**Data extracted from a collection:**
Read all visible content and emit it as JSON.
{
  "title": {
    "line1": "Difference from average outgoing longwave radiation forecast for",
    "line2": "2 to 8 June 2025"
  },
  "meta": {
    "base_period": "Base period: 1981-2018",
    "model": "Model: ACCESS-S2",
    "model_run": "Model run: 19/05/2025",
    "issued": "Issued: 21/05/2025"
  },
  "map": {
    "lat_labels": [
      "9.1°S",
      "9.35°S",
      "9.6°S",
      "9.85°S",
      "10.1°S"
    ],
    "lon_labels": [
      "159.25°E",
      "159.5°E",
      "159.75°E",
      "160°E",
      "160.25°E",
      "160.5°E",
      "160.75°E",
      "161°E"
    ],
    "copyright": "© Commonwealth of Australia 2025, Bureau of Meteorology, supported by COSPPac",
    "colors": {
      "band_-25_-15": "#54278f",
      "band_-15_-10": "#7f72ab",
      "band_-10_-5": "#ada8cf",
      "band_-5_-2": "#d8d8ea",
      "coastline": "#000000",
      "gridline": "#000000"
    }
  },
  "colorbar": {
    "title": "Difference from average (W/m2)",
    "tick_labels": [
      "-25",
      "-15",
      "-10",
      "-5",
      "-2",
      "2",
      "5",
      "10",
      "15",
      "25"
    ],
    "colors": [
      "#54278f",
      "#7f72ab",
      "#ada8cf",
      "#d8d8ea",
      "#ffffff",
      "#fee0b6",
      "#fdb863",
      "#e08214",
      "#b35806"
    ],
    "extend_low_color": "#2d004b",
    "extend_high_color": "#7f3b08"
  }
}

**What you need to do:** Each record must be returned exactly as it is written.

**Output:**
Read all visible content and emit it as JSON.
{
  "title": {
    "line1": "Difference from average outgoing longwave radiation forecast for",
    "line2": "2 to 8 June 2025"
  },
  "meta": {
    "base_period": "Base period: 1981-2018",
    "model": "Model: ACCESS-S2",
    "model_run": "Model run: 19/05/2025",
    "issued": "Issued: 21/05/2025"
  },
  "map": {
    "lat_labels": [
      "9.1°S",
      "9.35°S",
      "9.6°S",
      "9.85°S",
      "10.1°S"
    ],
    "lon_labels": [
      "159.25°E",
      "159.5°E",
      "159.75°E",
      "160°E",
      "160.25°E",
      "160.5°E",
      "160.75°E",
      "161°E"
    ],
    "copyright": "© Commonwealth of Australia 2025, Bureau of Meteorology, supported by COSPPac",
    "colors": {
      "band_-25_-15": "#54278f",
      "band_-15_-10": "#7f72ab",
      "band_-10_-5": "#ada8cf",
      "band_-5_-2": "#d8d8ea",
      "coastline": "#000000",
      "gridline": "#000000"
    }
  },
  "colorbar": {
    "title": "Difference from average (W/m2)",
    "tick_labels": [
      "-25",
      "-15",
      "-10",
      "-5",
      "-2",
      "2",
      "5",
      "10",
      "15",
      "25"
    ],
    "colors": [
      "#54278f",
      "#7f72ab",
      "#ada8cf",
      "#d8d8ea",
      "#ffffff",
      "#fee0b6",
      "#fdb863",
      "#e08214",
      "#b35806"
    ],
    "extend_low_color": "#2d004b",
    "extend_high_color": "#7f3b08"
  }
}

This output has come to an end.